Using the listing below, give the number of lines where "було" appears, and nothing else.

(Stored data entries)
[BEGIN]

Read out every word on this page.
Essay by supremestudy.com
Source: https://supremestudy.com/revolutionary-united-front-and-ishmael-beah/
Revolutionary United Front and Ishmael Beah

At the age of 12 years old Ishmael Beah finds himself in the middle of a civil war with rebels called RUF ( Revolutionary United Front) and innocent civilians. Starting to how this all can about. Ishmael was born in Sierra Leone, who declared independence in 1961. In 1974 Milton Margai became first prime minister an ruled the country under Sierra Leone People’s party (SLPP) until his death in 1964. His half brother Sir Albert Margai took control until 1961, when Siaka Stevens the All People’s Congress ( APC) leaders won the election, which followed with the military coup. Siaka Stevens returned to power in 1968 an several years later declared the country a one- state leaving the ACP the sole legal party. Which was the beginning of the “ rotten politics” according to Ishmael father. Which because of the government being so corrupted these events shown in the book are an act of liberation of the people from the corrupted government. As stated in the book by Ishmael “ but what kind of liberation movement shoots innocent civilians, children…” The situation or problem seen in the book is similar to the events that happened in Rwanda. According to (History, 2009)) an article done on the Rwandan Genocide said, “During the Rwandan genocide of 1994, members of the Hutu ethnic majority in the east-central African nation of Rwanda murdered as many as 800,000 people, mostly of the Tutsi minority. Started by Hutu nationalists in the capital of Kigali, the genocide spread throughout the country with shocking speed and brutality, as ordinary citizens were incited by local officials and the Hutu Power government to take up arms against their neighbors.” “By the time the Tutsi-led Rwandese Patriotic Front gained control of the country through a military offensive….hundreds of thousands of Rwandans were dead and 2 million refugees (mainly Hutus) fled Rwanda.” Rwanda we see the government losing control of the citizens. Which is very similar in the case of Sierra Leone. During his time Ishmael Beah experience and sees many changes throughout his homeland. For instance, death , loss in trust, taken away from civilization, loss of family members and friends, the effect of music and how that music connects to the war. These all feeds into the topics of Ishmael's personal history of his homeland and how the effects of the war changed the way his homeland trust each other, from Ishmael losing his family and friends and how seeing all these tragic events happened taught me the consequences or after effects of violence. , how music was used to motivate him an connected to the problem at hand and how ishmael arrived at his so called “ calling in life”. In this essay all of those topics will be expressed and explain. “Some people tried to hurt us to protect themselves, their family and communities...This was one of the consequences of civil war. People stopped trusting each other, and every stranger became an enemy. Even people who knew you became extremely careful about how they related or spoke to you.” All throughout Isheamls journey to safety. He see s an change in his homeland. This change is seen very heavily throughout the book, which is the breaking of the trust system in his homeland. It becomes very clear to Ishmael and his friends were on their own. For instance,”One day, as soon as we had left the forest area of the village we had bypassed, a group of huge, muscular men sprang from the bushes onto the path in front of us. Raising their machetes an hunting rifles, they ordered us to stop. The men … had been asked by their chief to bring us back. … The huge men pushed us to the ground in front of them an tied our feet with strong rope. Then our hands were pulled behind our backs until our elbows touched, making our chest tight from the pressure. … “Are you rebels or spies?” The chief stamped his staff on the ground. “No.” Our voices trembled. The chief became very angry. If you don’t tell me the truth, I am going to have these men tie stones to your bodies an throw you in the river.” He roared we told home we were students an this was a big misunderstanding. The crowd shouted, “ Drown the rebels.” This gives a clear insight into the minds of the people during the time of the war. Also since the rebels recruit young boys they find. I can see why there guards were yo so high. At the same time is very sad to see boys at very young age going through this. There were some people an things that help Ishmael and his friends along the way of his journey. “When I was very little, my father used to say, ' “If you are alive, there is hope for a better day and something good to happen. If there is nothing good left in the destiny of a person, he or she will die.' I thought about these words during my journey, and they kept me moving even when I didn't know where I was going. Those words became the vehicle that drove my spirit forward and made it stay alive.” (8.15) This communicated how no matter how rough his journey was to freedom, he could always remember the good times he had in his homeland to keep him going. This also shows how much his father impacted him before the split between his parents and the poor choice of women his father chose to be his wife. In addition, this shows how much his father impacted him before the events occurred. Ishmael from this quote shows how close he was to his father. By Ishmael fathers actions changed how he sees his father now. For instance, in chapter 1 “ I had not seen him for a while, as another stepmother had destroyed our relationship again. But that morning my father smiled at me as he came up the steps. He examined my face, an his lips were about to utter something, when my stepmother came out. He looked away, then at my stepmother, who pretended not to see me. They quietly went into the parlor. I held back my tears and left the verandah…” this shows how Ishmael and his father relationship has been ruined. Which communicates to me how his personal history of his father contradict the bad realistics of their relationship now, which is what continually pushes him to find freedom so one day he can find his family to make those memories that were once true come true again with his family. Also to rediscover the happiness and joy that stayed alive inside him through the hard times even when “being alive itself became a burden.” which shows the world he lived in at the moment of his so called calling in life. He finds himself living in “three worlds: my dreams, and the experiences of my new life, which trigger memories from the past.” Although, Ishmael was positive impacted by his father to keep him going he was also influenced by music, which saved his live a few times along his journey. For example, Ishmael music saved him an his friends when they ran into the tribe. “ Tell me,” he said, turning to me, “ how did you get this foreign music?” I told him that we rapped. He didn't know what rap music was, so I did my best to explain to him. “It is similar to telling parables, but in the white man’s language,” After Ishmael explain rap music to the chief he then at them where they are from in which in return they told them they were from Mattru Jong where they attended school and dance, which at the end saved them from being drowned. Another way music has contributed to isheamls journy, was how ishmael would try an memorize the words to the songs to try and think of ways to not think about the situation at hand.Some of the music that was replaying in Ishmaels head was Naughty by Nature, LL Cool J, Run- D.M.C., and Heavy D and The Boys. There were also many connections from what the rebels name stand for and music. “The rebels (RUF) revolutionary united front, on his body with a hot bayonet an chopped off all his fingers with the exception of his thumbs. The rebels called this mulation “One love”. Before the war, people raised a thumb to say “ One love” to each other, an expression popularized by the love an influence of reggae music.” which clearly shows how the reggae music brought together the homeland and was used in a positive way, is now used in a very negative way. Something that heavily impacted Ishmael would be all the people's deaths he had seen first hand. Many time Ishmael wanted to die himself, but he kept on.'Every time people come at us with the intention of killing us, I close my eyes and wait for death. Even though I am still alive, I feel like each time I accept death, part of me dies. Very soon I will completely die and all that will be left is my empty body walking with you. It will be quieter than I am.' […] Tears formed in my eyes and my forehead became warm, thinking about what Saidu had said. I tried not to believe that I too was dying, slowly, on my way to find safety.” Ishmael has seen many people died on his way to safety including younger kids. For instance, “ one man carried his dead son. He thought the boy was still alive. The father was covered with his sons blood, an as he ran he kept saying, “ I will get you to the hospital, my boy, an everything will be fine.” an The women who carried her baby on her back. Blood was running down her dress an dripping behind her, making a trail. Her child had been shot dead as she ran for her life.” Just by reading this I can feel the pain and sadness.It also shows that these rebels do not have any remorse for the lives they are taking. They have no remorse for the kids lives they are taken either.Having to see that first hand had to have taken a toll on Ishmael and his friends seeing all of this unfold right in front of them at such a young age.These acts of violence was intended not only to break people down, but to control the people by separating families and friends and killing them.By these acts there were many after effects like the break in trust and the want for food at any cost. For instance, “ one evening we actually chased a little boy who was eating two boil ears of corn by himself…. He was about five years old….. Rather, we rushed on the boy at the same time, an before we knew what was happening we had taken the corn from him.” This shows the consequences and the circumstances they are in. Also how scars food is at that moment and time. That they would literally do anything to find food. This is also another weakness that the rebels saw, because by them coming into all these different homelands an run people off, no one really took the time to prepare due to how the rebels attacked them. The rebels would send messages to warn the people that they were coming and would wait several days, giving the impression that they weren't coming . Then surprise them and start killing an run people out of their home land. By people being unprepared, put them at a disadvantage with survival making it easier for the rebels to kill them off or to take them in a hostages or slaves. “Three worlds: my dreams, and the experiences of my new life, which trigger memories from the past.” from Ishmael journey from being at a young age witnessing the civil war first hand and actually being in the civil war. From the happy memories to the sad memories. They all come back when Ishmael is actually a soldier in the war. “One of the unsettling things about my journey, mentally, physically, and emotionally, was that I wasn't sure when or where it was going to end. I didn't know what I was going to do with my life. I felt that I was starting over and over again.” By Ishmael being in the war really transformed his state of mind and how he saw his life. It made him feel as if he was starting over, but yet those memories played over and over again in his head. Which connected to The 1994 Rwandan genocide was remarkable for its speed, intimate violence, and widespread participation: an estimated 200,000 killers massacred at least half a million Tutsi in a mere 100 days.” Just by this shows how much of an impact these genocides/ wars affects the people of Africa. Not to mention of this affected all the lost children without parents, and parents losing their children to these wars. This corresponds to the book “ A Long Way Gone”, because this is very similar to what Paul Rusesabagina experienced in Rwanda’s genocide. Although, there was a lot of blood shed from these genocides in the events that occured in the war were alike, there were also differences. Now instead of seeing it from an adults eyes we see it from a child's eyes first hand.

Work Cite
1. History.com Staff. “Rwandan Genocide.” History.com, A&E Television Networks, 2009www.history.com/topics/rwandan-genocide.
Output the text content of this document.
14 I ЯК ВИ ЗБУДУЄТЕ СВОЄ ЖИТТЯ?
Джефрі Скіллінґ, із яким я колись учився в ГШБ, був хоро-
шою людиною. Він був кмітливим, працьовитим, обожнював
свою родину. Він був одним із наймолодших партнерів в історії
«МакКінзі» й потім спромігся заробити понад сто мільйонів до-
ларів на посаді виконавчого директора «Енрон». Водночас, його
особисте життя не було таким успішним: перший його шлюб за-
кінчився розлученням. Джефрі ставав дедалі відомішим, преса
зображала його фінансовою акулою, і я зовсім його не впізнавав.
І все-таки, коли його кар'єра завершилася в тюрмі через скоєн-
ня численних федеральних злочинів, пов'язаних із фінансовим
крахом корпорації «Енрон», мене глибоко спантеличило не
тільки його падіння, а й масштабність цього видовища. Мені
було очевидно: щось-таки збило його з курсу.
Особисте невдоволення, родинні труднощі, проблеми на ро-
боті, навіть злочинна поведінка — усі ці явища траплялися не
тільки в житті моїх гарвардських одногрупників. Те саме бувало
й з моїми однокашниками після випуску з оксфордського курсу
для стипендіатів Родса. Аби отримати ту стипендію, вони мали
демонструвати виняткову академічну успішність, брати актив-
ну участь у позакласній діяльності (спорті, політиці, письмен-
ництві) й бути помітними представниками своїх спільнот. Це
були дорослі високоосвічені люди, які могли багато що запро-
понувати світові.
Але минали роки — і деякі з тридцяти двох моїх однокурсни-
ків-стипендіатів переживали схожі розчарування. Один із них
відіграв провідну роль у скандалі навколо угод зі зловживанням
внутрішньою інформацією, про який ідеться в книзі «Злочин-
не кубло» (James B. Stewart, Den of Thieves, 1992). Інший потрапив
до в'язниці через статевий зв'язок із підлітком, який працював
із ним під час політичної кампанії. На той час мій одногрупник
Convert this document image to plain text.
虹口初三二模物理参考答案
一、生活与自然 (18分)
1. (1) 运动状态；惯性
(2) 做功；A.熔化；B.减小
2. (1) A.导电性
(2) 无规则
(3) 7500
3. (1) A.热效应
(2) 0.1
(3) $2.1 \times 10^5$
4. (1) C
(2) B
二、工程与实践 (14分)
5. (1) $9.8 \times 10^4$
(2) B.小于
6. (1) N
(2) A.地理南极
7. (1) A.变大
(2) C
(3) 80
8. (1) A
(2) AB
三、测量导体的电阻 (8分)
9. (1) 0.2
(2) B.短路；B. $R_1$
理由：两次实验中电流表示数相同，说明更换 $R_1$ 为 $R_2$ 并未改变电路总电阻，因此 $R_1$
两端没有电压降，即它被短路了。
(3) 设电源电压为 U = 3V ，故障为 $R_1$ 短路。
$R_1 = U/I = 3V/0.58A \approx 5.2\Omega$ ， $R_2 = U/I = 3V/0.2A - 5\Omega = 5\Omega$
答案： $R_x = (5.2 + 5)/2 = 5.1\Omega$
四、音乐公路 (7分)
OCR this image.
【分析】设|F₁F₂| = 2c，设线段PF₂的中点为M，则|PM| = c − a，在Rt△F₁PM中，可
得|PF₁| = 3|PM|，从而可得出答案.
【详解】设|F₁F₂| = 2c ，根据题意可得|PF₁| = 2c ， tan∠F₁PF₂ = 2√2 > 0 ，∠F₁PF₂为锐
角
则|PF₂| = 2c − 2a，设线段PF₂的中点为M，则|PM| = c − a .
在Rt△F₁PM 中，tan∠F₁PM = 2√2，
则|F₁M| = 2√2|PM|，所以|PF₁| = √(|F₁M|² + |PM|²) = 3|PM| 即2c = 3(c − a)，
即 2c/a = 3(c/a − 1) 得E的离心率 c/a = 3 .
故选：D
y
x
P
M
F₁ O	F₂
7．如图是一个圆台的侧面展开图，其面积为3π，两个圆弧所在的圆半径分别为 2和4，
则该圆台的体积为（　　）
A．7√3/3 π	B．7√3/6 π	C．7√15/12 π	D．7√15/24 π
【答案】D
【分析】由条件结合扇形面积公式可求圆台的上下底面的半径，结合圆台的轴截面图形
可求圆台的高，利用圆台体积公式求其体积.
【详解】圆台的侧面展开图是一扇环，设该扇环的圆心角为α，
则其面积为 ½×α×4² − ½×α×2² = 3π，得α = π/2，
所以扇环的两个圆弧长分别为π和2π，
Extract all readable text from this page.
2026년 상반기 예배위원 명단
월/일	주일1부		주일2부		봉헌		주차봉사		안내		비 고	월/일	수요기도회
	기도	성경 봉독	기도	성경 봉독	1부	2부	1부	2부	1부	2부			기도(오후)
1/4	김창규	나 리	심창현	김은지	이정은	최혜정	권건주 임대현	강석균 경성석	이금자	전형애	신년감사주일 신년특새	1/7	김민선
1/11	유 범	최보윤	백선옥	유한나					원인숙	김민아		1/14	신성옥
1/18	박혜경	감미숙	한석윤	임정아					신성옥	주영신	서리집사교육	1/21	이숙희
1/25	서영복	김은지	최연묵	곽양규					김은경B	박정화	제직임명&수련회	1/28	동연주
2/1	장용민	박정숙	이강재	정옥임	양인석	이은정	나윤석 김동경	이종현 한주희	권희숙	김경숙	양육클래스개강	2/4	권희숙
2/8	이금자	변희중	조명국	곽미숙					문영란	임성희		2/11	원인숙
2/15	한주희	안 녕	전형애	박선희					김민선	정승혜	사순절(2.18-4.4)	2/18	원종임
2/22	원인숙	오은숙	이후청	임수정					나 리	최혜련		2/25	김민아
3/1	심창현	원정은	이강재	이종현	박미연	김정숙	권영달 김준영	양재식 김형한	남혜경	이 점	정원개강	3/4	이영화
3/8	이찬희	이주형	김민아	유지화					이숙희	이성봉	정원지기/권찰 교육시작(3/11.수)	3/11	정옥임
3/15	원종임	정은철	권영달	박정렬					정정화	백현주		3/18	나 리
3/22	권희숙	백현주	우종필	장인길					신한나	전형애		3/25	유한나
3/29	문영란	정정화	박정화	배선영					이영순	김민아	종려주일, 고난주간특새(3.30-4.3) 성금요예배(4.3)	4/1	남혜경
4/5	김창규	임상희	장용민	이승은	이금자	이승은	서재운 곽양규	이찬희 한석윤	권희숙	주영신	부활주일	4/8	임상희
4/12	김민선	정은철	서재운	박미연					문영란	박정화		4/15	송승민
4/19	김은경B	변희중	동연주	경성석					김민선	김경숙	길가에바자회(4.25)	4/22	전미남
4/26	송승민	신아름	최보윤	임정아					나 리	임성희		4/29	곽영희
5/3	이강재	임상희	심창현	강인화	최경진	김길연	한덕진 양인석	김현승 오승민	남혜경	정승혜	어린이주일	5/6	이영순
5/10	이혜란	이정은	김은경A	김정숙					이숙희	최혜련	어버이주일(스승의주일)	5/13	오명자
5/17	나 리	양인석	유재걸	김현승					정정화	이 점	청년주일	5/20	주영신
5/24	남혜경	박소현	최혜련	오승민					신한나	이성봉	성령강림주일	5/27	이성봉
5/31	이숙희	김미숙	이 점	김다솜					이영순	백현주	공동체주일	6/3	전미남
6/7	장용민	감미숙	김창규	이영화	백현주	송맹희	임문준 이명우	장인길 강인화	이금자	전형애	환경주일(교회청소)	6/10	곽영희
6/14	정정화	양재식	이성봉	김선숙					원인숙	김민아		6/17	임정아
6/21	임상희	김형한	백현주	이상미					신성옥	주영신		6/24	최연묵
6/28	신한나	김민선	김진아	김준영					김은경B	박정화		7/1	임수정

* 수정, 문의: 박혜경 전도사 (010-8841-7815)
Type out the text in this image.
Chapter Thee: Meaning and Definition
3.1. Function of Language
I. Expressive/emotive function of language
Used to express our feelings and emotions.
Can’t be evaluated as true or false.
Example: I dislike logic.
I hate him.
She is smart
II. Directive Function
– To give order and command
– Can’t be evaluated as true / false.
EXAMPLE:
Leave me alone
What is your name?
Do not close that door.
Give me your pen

[END]

• _RESULT BELOW_:
2